* _Exercise input_:
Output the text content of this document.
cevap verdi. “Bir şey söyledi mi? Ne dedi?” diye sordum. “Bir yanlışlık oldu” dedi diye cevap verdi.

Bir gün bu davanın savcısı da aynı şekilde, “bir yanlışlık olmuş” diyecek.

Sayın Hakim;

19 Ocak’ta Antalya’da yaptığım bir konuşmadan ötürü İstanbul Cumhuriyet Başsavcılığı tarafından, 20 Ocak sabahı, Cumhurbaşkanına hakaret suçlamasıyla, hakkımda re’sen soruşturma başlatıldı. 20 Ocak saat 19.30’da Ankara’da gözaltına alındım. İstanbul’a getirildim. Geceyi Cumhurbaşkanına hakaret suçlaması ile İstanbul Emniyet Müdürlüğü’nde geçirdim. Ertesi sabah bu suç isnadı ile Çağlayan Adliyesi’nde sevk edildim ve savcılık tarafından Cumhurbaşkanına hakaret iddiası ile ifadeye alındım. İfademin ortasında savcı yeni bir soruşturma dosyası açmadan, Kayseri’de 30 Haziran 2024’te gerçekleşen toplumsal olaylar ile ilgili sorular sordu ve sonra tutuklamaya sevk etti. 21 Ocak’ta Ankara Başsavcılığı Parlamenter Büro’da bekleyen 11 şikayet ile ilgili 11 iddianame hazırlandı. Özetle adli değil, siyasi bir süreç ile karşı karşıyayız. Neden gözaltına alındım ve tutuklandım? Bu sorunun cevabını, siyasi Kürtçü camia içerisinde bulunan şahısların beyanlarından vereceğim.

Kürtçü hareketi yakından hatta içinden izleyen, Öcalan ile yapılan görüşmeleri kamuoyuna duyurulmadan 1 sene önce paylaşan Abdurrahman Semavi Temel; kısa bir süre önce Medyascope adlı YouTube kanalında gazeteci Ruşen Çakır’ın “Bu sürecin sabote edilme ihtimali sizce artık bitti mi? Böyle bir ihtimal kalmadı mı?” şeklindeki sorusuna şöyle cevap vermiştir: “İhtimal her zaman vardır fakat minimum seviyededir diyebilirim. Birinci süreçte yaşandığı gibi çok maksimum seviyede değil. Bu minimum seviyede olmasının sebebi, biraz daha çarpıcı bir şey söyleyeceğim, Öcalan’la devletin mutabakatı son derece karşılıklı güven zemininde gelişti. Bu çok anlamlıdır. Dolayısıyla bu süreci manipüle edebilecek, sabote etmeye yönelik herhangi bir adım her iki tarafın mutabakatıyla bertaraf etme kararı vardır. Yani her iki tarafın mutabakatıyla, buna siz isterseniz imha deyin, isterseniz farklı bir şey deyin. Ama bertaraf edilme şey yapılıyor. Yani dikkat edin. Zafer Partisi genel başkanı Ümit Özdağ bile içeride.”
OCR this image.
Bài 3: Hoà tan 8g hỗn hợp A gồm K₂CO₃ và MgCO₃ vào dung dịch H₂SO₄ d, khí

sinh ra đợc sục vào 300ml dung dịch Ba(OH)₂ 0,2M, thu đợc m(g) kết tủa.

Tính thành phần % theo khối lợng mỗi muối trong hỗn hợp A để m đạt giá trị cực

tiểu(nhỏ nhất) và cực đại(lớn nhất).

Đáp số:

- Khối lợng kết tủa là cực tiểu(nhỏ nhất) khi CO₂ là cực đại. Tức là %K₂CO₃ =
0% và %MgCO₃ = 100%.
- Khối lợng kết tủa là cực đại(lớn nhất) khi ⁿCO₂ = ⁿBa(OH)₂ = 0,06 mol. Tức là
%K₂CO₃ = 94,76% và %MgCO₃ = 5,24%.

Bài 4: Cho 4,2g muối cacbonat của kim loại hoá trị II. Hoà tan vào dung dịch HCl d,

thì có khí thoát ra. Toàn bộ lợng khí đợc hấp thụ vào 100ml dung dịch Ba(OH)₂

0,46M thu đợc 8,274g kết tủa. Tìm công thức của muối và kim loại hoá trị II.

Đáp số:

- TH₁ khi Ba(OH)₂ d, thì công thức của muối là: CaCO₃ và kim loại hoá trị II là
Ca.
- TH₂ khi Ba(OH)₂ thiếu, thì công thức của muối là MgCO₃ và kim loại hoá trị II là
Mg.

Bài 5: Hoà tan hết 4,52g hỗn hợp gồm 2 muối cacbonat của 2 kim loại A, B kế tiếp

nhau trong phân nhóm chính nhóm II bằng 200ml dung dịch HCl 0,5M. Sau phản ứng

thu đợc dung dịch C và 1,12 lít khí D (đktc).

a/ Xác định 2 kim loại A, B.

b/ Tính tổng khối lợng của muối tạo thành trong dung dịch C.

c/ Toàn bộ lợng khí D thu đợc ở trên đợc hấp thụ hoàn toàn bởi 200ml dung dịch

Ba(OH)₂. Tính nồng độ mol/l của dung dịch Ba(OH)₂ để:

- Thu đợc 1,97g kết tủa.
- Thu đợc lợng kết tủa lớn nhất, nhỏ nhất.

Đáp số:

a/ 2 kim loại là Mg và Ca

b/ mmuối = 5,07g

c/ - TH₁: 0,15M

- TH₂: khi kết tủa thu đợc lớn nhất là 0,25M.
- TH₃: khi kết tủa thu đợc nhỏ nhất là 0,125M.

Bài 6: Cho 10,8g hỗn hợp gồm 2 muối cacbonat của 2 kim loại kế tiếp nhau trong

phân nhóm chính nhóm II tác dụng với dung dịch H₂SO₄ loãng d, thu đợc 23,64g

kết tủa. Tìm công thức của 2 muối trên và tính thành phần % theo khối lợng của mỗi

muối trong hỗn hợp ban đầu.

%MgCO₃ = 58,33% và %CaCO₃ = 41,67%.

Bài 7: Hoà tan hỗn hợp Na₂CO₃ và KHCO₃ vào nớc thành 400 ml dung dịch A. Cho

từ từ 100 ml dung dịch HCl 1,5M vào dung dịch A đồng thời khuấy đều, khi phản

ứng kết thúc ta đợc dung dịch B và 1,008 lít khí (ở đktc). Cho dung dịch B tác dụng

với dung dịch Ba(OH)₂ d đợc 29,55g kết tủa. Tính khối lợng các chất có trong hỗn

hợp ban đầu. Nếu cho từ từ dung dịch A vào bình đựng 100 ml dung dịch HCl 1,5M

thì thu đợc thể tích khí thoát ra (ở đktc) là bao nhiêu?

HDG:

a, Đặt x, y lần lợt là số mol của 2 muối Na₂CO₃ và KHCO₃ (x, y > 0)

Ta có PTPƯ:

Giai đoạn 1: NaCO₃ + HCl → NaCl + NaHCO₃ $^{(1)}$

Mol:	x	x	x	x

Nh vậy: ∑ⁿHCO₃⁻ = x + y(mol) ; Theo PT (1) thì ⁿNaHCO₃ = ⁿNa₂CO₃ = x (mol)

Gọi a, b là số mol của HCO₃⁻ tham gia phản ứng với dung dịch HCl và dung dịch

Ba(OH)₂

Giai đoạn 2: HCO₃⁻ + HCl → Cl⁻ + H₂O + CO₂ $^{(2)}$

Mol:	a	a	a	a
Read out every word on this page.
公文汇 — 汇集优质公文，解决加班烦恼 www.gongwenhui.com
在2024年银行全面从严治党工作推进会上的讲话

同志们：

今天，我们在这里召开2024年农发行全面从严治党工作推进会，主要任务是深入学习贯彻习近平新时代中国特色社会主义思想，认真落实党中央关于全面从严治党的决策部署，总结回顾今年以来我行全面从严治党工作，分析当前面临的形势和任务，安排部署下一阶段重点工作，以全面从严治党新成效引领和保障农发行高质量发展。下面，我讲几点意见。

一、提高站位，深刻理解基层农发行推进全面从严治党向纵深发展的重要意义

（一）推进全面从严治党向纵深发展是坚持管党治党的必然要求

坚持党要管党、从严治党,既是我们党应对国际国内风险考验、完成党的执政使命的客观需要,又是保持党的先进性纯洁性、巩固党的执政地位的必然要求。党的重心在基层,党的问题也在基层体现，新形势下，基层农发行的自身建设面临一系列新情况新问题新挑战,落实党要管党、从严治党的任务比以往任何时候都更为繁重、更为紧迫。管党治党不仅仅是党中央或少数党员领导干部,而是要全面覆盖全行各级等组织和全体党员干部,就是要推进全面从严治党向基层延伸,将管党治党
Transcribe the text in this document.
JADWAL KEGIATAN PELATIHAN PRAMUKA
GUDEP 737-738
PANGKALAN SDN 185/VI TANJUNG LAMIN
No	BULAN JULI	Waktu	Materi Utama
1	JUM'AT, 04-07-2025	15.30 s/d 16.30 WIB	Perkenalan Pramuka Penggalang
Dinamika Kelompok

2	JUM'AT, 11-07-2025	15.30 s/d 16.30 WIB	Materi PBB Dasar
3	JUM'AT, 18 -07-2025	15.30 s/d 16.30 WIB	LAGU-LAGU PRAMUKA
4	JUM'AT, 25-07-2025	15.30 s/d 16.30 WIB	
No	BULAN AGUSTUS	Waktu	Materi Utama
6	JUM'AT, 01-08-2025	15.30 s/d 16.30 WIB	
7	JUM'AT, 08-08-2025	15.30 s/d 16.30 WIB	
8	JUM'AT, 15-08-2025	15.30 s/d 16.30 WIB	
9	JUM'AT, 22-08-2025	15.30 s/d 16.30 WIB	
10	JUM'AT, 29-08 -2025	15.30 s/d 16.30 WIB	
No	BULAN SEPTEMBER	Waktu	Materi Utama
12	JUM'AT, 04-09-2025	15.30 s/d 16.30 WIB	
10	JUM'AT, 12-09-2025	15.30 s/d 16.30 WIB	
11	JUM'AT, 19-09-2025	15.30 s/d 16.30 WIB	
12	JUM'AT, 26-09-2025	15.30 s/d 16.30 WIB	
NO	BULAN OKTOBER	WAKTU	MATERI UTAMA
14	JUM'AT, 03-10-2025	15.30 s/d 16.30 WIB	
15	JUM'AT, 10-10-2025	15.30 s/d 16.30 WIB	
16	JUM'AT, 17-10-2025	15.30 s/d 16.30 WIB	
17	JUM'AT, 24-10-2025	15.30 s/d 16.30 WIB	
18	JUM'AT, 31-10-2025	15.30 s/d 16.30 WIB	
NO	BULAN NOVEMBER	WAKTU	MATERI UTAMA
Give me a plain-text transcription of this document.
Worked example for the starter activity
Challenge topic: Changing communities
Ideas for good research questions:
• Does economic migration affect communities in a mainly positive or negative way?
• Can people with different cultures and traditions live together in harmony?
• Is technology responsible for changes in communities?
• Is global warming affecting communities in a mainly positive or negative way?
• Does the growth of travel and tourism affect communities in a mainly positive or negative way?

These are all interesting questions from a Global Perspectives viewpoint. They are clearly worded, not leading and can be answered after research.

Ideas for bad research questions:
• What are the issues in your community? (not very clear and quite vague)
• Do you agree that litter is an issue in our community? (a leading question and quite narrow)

* _Prompt_: Check each line above for the word "mainly" and say how many have it, with nothing else.

* _Task answer_: 3